TASK STATEMENT ▸ Give the number of lines below that contain "FIBERID", with no other output.
^^^^
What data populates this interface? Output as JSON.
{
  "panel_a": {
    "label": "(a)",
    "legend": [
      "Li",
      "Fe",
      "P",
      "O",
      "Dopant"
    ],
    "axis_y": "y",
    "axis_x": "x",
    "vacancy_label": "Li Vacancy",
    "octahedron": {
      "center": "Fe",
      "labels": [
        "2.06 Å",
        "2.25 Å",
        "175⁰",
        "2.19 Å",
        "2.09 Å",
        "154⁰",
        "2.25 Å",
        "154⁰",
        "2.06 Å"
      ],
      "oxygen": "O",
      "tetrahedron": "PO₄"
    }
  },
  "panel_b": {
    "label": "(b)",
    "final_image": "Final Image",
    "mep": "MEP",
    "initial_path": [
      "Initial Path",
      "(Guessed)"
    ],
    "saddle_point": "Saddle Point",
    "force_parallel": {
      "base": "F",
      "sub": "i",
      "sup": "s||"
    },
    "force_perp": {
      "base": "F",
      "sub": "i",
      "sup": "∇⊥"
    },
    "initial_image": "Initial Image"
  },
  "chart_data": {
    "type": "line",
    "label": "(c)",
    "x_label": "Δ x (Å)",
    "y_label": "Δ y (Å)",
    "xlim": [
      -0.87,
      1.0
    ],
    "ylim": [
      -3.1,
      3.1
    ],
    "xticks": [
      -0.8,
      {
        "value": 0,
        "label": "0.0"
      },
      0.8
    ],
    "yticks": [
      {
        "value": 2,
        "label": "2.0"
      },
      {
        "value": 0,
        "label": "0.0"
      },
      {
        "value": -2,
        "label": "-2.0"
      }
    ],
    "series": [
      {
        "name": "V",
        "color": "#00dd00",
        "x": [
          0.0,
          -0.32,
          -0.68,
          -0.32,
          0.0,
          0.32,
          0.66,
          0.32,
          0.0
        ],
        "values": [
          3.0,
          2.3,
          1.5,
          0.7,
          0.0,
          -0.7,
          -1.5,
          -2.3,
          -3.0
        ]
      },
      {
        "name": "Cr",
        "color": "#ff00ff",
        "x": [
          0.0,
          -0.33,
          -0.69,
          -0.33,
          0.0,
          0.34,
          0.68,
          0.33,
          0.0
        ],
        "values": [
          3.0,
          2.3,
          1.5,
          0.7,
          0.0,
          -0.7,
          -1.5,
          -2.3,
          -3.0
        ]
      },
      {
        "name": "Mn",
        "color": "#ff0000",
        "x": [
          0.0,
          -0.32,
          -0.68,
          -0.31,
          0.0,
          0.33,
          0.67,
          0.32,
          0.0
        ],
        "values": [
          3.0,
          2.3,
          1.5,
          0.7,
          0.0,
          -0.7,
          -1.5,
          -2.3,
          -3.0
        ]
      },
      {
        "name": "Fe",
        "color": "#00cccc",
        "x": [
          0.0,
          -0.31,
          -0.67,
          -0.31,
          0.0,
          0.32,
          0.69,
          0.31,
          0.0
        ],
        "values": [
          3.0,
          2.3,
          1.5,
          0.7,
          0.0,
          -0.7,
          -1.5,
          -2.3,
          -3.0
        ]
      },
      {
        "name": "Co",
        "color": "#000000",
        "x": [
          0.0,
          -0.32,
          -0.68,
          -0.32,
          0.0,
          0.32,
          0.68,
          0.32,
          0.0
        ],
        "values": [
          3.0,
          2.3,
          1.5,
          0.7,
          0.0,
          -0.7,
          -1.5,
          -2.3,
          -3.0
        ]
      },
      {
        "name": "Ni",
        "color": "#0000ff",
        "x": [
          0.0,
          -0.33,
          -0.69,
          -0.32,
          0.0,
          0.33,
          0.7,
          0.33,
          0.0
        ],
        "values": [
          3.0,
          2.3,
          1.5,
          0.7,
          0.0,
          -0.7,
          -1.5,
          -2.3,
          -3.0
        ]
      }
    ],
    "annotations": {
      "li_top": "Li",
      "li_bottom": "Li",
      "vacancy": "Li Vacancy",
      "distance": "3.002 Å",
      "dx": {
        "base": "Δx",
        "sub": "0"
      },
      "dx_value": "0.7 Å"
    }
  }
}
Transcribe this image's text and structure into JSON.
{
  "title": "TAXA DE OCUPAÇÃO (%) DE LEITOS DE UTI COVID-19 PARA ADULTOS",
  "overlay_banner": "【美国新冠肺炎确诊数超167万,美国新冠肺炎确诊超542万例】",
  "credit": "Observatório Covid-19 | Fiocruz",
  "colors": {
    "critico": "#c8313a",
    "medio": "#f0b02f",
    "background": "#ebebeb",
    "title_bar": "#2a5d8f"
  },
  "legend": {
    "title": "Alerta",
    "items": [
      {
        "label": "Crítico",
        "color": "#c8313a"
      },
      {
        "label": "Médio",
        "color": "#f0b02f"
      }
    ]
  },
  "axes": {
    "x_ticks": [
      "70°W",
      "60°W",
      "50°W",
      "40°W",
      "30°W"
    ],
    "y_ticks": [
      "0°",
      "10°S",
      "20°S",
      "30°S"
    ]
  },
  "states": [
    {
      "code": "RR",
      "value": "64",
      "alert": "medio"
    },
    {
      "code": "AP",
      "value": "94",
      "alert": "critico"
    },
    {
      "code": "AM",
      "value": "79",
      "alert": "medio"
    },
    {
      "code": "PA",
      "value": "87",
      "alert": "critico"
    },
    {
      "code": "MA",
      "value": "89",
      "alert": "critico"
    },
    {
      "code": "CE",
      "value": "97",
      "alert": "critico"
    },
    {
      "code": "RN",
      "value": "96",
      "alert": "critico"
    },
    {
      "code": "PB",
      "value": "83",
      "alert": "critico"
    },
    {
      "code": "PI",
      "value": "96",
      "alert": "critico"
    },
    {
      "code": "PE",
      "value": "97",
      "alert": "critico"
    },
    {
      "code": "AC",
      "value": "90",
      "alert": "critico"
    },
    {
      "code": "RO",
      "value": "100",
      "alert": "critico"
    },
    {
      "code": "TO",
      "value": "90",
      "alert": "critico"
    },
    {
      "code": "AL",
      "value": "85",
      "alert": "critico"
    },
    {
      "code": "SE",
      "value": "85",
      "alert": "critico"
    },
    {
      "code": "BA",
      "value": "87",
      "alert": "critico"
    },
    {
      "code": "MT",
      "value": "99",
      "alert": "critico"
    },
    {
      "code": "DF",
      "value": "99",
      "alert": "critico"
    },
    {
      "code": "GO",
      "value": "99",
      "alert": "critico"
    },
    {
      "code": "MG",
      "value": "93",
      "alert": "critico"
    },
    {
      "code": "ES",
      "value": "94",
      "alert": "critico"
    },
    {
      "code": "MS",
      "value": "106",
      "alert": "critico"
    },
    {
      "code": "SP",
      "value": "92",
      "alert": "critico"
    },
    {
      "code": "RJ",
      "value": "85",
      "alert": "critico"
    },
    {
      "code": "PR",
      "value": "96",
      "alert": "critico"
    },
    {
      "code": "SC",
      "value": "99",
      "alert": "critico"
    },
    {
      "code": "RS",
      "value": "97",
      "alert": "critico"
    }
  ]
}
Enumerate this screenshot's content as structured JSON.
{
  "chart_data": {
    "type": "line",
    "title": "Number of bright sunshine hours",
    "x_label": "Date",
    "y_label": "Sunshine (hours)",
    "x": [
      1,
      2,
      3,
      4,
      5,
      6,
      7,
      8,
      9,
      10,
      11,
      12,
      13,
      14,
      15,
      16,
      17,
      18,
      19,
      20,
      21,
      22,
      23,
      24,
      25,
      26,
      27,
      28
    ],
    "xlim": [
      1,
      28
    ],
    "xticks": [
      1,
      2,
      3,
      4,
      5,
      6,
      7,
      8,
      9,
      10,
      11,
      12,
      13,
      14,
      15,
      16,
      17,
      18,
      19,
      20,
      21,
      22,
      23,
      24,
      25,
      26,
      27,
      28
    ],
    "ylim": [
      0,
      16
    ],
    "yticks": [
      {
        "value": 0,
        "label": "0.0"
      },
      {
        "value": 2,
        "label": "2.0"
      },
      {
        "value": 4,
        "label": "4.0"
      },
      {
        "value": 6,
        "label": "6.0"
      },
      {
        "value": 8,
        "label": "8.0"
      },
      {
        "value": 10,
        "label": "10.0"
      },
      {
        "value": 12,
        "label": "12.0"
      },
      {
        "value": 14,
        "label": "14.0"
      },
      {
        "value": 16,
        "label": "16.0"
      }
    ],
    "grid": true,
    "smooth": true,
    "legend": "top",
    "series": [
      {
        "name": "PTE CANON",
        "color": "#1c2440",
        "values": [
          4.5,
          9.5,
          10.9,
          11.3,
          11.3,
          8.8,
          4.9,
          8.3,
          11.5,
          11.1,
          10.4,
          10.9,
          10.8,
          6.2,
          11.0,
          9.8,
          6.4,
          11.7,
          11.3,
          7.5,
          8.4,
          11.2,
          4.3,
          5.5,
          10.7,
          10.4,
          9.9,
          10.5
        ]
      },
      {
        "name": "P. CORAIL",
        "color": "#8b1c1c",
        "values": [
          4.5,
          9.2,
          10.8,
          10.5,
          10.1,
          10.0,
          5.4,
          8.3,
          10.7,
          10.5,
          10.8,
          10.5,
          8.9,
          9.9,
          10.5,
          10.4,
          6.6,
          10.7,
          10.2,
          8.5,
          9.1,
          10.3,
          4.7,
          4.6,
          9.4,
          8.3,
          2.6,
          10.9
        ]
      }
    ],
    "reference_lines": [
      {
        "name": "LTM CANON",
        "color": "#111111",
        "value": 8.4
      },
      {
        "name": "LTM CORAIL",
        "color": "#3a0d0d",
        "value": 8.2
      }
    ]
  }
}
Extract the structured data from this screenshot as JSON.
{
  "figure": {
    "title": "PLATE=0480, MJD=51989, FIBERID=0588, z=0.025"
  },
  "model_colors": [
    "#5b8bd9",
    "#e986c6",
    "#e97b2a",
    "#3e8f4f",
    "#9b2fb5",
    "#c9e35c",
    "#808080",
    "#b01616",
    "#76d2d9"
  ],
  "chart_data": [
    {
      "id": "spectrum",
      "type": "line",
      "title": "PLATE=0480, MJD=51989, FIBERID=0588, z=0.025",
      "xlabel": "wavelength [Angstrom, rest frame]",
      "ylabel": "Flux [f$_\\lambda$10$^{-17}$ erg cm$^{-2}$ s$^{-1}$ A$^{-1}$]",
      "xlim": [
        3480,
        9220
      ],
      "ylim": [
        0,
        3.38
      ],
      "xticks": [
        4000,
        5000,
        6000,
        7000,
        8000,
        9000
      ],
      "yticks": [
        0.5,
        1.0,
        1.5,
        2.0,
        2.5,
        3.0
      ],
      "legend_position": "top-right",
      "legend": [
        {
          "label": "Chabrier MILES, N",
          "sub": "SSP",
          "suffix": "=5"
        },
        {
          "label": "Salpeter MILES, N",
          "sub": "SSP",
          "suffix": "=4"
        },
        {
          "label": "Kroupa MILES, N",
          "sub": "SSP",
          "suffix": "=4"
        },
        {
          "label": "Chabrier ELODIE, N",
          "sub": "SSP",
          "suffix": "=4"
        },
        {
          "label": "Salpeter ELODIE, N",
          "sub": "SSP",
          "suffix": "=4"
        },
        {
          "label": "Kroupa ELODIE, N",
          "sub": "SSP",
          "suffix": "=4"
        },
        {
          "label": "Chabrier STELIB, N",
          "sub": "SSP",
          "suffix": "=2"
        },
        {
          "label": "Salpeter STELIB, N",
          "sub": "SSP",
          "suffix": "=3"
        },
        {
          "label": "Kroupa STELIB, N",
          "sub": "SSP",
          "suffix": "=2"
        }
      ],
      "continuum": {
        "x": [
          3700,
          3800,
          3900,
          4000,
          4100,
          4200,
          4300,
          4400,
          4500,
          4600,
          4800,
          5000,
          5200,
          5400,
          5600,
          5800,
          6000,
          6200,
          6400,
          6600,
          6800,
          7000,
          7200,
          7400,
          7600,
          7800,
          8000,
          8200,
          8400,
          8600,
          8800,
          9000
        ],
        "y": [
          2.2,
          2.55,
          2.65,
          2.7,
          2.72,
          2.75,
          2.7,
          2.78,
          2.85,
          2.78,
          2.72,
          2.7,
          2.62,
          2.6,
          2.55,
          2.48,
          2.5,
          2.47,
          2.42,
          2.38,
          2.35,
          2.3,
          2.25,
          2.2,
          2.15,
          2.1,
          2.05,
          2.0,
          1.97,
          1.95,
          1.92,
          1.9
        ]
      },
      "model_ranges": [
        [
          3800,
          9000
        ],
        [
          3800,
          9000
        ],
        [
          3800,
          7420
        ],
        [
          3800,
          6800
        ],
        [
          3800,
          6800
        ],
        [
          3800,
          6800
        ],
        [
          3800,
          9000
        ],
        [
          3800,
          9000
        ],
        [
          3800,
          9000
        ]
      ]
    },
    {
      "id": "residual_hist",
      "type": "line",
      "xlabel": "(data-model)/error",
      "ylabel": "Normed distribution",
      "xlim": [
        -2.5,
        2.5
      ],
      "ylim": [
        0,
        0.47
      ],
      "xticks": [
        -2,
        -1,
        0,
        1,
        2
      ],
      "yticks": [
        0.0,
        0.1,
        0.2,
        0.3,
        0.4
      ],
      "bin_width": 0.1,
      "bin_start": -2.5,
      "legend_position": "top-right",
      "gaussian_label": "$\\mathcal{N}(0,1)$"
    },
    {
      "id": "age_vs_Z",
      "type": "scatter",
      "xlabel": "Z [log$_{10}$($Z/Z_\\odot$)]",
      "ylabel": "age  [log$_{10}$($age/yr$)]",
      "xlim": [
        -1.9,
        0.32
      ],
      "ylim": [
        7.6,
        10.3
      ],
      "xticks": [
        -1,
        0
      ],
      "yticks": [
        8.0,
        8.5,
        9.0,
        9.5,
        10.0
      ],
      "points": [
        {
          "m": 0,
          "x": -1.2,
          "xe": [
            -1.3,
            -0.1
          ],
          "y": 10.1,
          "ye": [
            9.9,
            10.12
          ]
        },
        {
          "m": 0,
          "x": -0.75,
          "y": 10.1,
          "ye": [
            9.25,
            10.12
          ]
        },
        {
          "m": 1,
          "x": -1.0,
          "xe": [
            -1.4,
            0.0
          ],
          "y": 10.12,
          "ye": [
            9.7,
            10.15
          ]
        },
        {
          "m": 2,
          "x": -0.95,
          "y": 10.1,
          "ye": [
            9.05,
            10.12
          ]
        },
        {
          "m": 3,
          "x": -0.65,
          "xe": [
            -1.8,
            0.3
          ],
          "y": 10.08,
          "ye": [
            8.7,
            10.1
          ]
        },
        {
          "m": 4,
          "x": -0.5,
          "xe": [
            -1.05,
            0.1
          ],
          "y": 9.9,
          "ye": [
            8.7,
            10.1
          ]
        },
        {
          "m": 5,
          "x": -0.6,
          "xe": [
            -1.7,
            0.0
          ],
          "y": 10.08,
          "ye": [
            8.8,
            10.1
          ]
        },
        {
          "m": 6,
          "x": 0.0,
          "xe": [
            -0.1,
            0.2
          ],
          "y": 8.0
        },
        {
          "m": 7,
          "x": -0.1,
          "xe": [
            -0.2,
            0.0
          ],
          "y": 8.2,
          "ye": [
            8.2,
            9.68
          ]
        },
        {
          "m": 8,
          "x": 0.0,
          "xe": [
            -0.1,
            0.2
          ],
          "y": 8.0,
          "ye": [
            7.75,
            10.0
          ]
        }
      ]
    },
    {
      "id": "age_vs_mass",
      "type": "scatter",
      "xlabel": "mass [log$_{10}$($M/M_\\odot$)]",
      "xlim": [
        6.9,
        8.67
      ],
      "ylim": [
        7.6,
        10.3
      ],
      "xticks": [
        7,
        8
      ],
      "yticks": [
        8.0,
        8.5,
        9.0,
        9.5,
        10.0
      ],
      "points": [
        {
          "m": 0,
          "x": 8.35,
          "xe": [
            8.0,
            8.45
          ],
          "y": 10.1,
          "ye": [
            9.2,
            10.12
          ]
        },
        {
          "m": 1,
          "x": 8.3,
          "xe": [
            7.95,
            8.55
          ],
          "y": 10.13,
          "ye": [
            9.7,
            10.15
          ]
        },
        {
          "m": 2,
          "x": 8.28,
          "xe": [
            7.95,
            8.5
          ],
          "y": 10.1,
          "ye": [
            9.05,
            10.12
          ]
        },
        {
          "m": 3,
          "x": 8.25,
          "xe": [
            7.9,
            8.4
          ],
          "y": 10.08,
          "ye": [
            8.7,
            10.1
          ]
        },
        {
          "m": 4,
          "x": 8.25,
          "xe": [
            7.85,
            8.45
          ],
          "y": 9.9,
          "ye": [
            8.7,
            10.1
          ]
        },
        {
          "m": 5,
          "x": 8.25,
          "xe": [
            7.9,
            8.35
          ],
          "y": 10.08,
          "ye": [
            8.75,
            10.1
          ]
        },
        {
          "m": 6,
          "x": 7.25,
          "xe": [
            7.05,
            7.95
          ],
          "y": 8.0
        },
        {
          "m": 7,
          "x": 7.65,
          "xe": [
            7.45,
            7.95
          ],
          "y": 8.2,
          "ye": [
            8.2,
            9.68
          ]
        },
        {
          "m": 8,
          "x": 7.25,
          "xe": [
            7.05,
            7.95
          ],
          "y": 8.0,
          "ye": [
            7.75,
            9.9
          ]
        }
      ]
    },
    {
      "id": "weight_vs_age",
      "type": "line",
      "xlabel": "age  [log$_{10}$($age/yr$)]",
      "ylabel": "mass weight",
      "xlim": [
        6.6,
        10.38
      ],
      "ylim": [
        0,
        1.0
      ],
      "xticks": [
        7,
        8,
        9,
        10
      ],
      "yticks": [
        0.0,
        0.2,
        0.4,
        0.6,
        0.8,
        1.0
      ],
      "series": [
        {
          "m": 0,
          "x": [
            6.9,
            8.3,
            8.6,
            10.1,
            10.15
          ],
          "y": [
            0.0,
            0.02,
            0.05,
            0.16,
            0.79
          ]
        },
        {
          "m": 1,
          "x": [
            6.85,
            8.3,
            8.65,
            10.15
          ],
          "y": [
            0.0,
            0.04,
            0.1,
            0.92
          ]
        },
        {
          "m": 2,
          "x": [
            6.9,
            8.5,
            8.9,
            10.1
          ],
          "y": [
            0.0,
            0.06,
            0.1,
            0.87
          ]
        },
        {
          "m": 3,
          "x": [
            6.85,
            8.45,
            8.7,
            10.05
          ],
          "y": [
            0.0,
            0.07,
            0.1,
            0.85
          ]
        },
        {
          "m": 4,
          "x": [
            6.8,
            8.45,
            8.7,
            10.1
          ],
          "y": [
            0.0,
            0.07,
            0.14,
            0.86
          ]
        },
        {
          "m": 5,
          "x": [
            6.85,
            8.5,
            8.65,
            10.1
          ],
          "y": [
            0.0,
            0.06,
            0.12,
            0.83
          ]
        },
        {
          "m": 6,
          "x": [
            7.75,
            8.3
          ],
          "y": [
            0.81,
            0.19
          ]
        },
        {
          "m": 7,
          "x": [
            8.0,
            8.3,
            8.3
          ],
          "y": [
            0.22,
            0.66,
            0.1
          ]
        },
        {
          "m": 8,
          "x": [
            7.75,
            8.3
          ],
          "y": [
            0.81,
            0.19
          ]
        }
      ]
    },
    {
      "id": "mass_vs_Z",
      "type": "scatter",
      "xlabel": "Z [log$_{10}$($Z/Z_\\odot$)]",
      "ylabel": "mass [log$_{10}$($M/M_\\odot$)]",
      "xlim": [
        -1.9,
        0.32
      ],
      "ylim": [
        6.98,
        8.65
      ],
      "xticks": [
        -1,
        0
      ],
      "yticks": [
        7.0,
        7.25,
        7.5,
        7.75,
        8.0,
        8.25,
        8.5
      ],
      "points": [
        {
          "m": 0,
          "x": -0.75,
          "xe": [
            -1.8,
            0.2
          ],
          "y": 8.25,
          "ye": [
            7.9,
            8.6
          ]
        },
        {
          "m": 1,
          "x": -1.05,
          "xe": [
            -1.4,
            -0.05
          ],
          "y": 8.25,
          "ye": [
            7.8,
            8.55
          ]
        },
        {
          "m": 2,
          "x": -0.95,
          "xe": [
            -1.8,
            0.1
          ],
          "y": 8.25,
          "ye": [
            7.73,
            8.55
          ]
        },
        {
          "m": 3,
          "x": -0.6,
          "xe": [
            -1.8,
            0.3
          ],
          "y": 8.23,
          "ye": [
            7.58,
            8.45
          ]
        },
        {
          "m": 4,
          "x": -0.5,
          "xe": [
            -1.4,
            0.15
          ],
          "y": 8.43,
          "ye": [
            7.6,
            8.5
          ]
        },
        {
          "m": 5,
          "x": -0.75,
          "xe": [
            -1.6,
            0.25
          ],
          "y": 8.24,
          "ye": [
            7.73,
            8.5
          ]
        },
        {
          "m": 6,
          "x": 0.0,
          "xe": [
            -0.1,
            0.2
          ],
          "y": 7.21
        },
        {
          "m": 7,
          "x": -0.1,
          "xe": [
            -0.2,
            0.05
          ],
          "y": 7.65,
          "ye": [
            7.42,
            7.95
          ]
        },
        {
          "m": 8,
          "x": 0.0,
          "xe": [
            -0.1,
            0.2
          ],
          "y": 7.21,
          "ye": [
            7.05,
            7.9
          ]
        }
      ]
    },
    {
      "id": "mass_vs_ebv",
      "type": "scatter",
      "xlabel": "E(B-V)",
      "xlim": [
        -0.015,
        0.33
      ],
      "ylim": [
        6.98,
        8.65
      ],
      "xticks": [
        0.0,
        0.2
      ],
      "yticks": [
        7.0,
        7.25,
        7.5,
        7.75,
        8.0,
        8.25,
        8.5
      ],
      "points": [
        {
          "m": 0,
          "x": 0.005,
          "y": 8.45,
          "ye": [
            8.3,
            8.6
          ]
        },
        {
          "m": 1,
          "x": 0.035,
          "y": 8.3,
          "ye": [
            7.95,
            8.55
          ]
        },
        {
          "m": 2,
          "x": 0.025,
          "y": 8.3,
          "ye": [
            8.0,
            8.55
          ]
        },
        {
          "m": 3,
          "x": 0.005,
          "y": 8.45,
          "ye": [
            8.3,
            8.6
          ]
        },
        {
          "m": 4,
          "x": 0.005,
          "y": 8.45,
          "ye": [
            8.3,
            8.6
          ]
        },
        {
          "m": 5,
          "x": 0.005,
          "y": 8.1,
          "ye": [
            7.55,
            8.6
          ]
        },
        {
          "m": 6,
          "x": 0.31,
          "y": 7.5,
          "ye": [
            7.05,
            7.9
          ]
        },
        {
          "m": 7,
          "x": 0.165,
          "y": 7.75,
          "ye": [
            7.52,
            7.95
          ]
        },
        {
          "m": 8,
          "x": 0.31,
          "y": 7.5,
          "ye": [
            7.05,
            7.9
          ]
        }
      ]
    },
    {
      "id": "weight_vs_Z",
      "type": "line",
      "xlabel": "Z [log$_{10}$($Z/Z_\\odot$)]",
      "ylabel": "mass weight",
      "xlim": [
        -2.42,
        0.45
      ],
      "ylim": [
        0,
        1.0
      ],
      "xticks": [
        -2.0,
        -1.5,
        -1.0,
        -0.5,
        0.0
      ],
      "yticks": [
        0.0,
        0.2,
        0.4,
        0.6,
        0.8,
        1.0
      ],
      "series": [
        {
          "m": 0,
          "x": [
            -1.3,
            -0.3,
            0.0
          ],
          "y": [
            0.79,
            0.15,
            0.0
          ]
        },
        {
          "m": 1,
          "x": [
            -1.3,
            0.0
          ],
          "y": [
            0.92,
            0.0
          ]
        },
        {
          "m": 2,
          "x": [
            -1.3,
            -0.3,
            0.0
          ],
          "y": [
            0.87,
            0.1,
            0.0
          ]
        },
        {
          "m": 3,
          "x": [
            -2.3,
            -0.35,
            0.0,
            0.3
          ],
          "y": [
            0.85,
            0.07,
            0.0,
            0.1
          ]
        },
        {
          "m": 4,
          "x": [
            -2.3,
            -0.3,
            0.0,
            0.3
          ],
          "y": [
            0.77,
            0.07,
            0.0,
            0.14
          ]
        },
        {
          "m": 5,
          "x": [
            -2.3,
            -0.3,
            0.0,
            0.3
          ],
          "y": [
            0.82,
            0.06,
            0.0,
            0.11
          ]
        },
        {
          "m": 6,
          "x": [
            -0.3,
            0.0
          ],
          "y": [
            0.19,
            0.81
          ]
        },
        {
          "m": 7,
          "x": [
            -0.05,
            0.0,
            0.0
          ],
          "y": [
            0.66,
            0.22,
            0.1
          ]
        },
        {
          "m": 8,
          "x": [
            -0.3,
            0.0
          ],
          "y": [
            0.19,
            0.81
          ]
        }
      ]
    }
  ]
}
^^^^
RESULT FOR THIS EXERCISE ▸ 2